## EXERCISE INSTRUCTIONS
Leave out any picture and return the remaining listing below exactly as given.
-- START THE RECORDS --
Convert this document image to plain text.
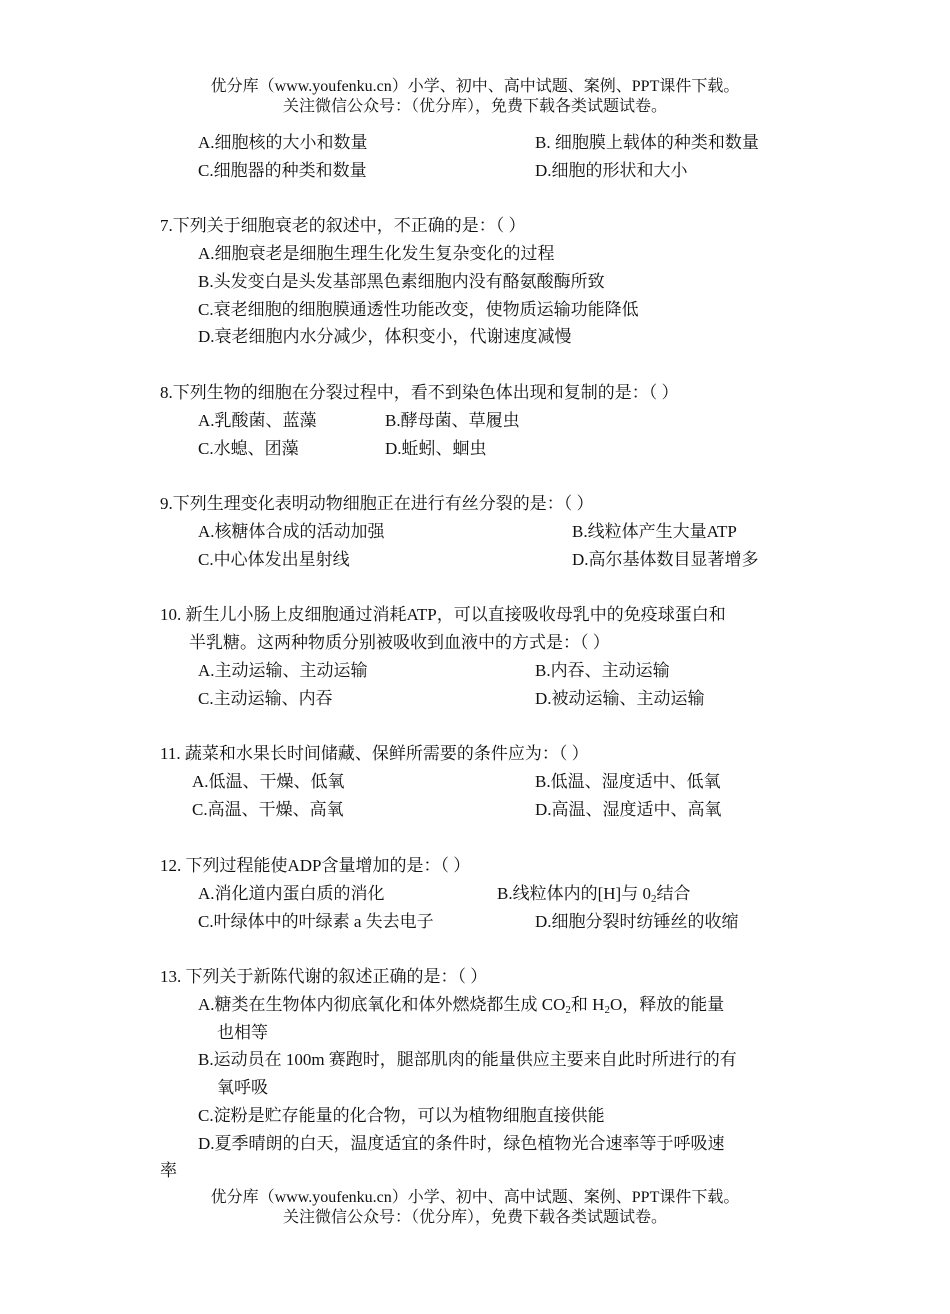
优分库（www.youfenku.cn）小学、初中、高中试题、案例、PPT课件下载。
关注微信公众号：（优分库），免费下载各类试题试卷。
A.细胞核的大小和数量	B. 细胞膜上载体的种类和数量
C.细胞器的种类和数量	D.细胞的形状和大小
7.下列关于细胞衰老的叙述中，不正确的是：（ ）
A.细胞衰老是细胞生理生化发生复杂变化的过程
B.头发变白是头发基部黑色素细胞内没有酪氨酸酶所致
C.衰老细胞的细胞膜通透性功能改变，使物质运输功能降低
D.衰老细胞内水分减少，体积变小，代谢速度减慢
8.下列生物的细胞在分裂过程中，看不到染色体出现和复制的是：（ ）
A.乳酸菌、蓝藻	B.酵母菌、草履虫
C.水螅、团藻	D.蚯蚓、蛔虫
9.下列生理变化表明动物细胞正在进行有丝分裂的是：（ ）
A.核糖体合成的活动加强	B.线粒体产生大量ATP
C.中心体发出星射线	D.高尔基体数目显著增多
10. 新生儿小肠上皮细胞通过消耗ATP，可以直接吸收母乳中的免疫球蛋白和
半乳糖。这两种物质分别被吸收到血液中的方式是：（ ）
A.主动运输、主动运输	B.内吞、主动运输
C.主动运输、内吞	D.被动运输、主动运输
11. 蔬菜和水果长时间储藏、保鲜所需要的条件应为：（ ）
A.低温、干燥、低氧	B.低温、湿度适中、低氧
C.高温、干燥、高氧	D.高温、湿度适中、高氧
12. 下列过程能使ADP含量增加的是：（ ）
A.消化道内蛋白质的消化	B.线粒体内的[H]与 $0_2$结合
C.叶绿体中的叶绿素 a 失去电子	D.细胞分裂时纺锤丝的收缩
13. 下列关于新陈代谢的叙述正确的是：（ ）
A.糖类在生物体内彻底氧化和体外燃烧都生成 $CO_2$和 $H_2O$，释放的能量
也相等
B.运动员在 100m 赛跑时，腿部肌肉的能量供应主要来自此时所进行的有
氧呼吸
C.淀粉是贮存能量的化合物，可以为植物细胞直接供能
D.夏季晴朗的白天，温度适宜的条件时，绿色植物光合速率等于呼吸速
率
优分库（www.youfenku.cn）小学、初中、高中试题、案例、PPT课件下载。
关注微信公众号：（优分库），免费下载各类试题试卷。
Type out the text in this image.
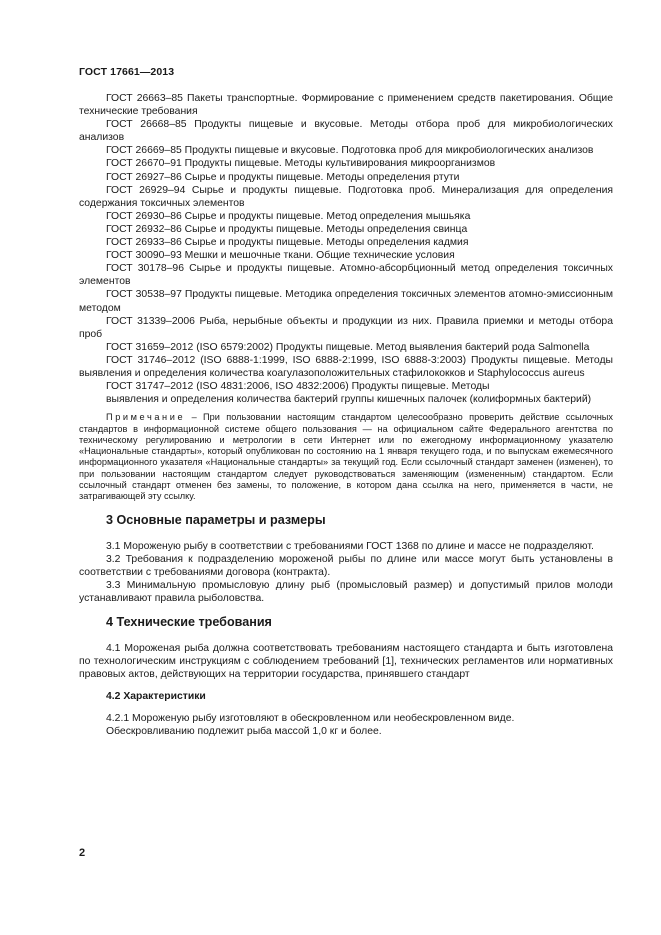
ГОСТ 17661—2013

ГОСТ 26663–85 Пакеты транспортные. Формирование с применением средств пакетирования. Общие технические требования

ГОСТ 26668–85 Продукты пищевые и вкусовые. Методы отбора проб для микробиологических анализов

ГОСТ 26669–85 Продукты пищевые и вкусовые. Подготовка проб для микробиологических анализов

ГОСТ 26670–91 Продукты пищевые. Методы культивирования микроорганизмов

ГОСТ 26927–86 Сырье и продукты пищевые. Методы определения ртути

ГОСТ 26929–94 Сырье и продукты пищевые. Подготовка проб. Минерализация для определения содержания токсичных элементов

ГОСТ 26930–86 Сырье и продукты пищевые. Метод определения мышьяка

ГОСТ 26932–86 Сырье и продукты пищевые. Методы определения свинца

ГОСТ 26933–86 Сырье и продукты пищевые. Методы определения кадмия

ГОСТ 30090–93 Мешки и мешочные ткани. Общие технические условия

ГОСТ 30178–96 Сырье и продукты пищевые. Атомно-абсорбционный метод определения токсичных элементов

ГОСТ 30538–97 Продукты пищевые. Методика определения токсичных элементов атомно-эмиссионным методом

ГОСТ 31339–2006 Рыба, нерыбные объекты и продукции из них. Правила приемки и методы отбора проб

ГОСТ 31659–2012 (ISO 6579:2002) Продукты пищевые. Метод выявления бактерий рода Salmonella

ГОСТ 31746–2012 (ISO 6888-1:1999, ISO 6888-2:1999, ISO 6888-3:2003) Продукты пищевые. Методы выявления и определения количества коагулазоположительных стафилококков и Staphylococcus aureus

ГОСТ 31747–2012 (ISO 4831:2006, ISO 4832:2006) Продукты пищевые. Методы

выявления и определения количества бактерий группы кишечных палочек (колиформных бактерий)

Примечание – При пользовании настоящим стандартом целесообразно проверить действие ссылочных стандартов в информационной системе общего пользования — на официальном сайте Федерального агентства по техническому регулированию и метрологии в сети Интернет или по ежегодному информационному указателю «Национальные стандарты», который опубликован по состоянию на 1 января текущего года, и по выпускам ежемесячного информационного указателя «Национальные стандарты» за текущий год. Если ссылочный стандарт заменен (изменен), то при пользовании настоящим стандартом следует руководствоваться заменяющим (измененным) стандартом. Если ссылочный стандарт отменен без замены, то положение, в котором дана ссылка на него, применяется в части, не затрагивающей эту ссылку.

3 Основные параметры и размеры

3.1 Мороженую рыбу в соответствии с требованиями ГОСТ 1368 по длине и массе не подразделяют.

3.2 Требования к подразделению мороженой рыбы по длине или массе могут быть установлены в соответствии с требованиями договора (контракта).

3.3 Минимальную промысловую длину рыб (промысловый размер) и допустимый прилов молоди устанавливают правила рыболовства.

4 Технические требования

4.1 Мороженая рыба должна соответствовать требованиям настоящего стандарта и быть изготовлена по технологическим инструкциям с соблюдением требований [1], технических регламентов или нормативных правовых актов, действующих на территории государства, принявшего стандарт

4.2 Характеристики

4.2.1 Мороженую рыбу изготовляют в обескровленном или необескровленном виде.

Обескровливанию подлежит рыба массой 1,0 кг и более.

2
-- END THE RECORDS --
## OUTPUT FOR THIS TASK
Convert this document image to plain text.
优分库（www.youfenku.cn）小学、初中、高中试题、案例、PPT课件下载。
关注微信公众号：（优分库），免费下载各类试题试卷。
A.细胞核的大小和数量	B. 细胞膜上载体的种类和数量
C.细胞器的种类和数量	D.细胞的形状和大小
7.下列关于细胞衰老的叙述中，不正确的是：（ ）
A.细胞衰老是细胞生理生化发生复杂变化的过程
B.头发变白是头发基部黑色素细胞内没有酪氨酸酶所致
C.衰老细胞的细胞膜通透性功能改变，使物质运输功能降低
D.衰老细胞内水分减少，体积变小，代谢速度减慢
8.下列生物的细胞在分裂过程中，看不到染色体出现和复制的是：（ ）
A.乳酸菌、蓝藻	B.酵母菌、草履虫
C.水螅、团藻	D.蚯蚓、蛔虫
9.下列生理变化表明动物细胞正在进行有丝分裂的是：（ ）
A.核糖体合成的活动加强	B.线粒体产生大量ATP
C.中心体发出星射线	D.高尔基体数目显著增多
10. 新生儿小肠上皮细胞通过消耗ATP，可以直接吸收母乳中的免疫球蛋白和
半乳糖。这两种物质分别被吸收到血液中的方式是：（ ）
A.主动运输、主动运输	B.内吞、主动运输
C.主动运输、内吞	D.被动运输、主动运输
11. 蔬菜和水果长时间储藏、保鲜所需要的条件应为：（ ）
A.低温、干燥、低氧	B.低温、湿度适中、低氧
C.高温、干燥、高氧	D.高温、湿度适中、高氧
12. 下列过程能使ADP含量增加的是：（ ）
A.消化道内蛋白质的消化	B.线粒体内的[H]与 $0_2$结合
C.叶绿体中的叶绿素 a 失去电子	D.细胞分裂时纺锤丝的收缩
13. 下列关于新陈代谢的叙述正确的是：（ ）
A.糖类在生物体内彻底氧化和体外燃烧都生成 $CO_2$和 $H_2O$，释放的能量
也相等
B.运动员在 100m 赛跑时，腿部肌肉的能量供应主要来自此时所进行的有
氧呼吸
C.淀粉是贮存能量的化合物，可以为植物细胞直接供能
D.夏季晴朗的白天，温度适宜的条件时，绿色植物光合速率等于呼吸速
率
优分库（www.youfenku.cn）小学、初中、高中试题、案例、PPT课件下载。
关注微信公众号：（优分库），免费下载各类试题试卷。
Type out the text in this image.
ГОСТ 17661—2013

ГОСТ 26663–85 Пакеты транспортные. Формирование с применением средств пакетирования. Общие технические требования

ГОСТ 26668–85 Продукты пищевые и вкусовые. Методы отбора проб для микробиологических анализов

ГОСТ 26669–85 Продукты пищевые и вкусовые. Подготовка проб для микробиологических анализов

ГОСТ 26670–91 Продукты пищевые. Методы культивирования микроорганизмов

ГОСТ 26927–86 Сырье и продукты пищевые. Методы определения ртути

ГОСТ 26929–94 Сырье и продукты пищевые. Подготовка проб. Минерализация для определения содержания токсичных элементов

ГОСТ 26930–86 Сырье и продукты пищевые. Метод определения мышьяка

ГОСТ 26932–86 Сырье и продукты пищевые. Методы определения свинца

ГОСТ 26933–86 Сырье и продукты пищевые. Методы определения кадмия

ГОСТ 30090–93 Мешки и мешочные ткани. Общие технические условия

ГОСТ 30178–96 Сырье и продукты пищевые. Атомно-абсорбционный метод определения токсичных элементов

ГОСТ 30538–97 Продукты пищевые. Методика определения токсичных элементов атомно-эмиссионным методом

ГОСТ 31339–2006 Рыба, нерыбные объекты и продукции из них. Правила приемки и методы отбора проб

ГОСТ 31659–2012 (ISO 6579:2002) Продукты пищевые. Метод выявления бактерий рода Salmonella

ГОСТ 31746–2012 (ISO 6888-1:1999, ISO 6888-2:1999, ISO 6888-3:2003) Продукты пищевые. Методы выявления и определения количества коагулазоположительных стафилококков и Staphylococcus aureus

ГОСТ 31747–2012 (ISO 4831:2006, ISO 4832:2006) Продукты пищевые. Методы

выявления и определения количества бактерий группы кишечных палочек (колиформных бактерий)

Примечание – При пользовании настоящим стандартом целесообразно проверить действие ссылочных стандартов в информационной системе общего пользования — на официальном сайте Федерального агентства по техническому регулированию и метрологии в сети Интернет или по ежегодному информационному указателю «Национальные стандарты», который опубликован по состоянию на 1 января текущего года, и по выпускам ежемесячного информационного указателя «Национальные стандарты» за текущий год. Если ссылочный стандарт заменен (изменен), то при пользовании настоящим стандартом следует руководствоваться заменяющим (измененным) стандартом. Если ссылочный стандарт отменен без замены, то положение, в котором дана ссылка на него, применяется в части, не затрагивающей эту ссылку.

3 Основные параметры и размеры

3.1 Мороженую рыбу в соответствии с требованиями ГОСТ 1368 по длине и массе не подразделяют.

3.2 Требования к подразделению мороженой рыбы по длине или массе могут быть установлены в соответствии с требованиями договора (контракта).

3.3 Минимальную промысловую длину рыб (промысловый размер) и допустимый прилов молоди устанавливают правила рыболовства.

4 Технические требования

4.1 Мороженая рыба должна соответствовать требованиям настоящего стандарта и быть изготовлена по технологическим инструкциям с соблюдением требований [1], технических регламентов или нормативных правовых актов, действующих на территории государства, принявшего стандарт

4.2 Характеристики

4.2.1 Мороженую рыбу изготовляют в обескровленном или необескровленном виде.

Обескровливанию подлежит рыба массой 1,0 кг и более.

2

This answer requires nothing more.